- The problem:
Write out all lines holding the word "logo".

- Extracted information:
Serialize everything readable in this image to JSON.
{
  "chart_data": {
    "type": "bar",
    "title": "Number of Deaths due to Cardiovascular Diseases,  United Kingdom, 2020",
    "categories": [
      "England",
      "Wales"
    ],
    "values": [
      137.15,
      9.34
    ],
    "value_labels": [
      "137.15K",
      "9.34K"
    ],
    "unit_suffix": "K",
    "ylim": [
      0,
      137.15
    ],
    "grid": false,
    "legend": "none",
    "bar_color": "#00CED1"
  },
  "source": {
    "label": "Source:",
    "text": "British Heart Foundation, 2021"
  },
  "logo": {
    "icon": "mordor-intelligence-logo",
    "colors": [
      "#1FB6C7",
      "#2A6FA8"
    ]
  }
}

--

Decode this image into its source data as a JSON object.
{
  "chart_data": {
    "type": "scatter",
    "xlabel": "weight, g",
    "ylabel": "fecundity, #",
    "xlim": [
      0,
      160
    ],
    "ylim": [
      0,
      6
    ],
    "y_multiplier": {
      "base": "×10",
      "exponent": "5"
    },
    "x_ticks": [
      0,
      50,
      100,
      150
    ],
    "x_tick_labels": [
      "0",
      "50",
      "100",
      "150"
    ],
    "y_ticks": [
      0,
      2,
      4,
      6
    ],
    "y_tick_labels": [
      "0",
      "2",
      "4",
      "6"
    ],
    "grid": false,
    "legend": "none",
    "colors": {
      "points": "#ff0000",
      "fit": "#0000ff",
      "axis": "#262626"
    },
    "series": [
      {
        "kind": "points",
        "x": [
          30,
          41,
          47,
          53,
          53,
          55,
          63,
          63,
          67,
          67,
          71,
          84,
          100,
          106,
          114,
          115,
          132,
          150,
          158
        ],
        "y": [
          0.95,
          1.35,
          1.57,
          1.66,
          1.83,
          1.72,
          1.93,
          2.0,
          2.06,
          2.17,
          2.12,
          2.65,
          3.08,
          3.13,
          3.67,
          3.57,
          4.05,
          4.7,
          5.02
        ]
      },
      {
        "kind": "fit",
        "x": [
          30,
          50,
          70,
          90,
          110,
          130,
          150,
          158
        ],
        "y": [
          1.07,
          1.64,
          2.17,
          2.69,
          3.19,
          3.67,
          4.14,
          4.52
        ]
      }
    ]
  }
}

- Final result:
  "logo": {
    "icon": "mordor-intelligence-logo",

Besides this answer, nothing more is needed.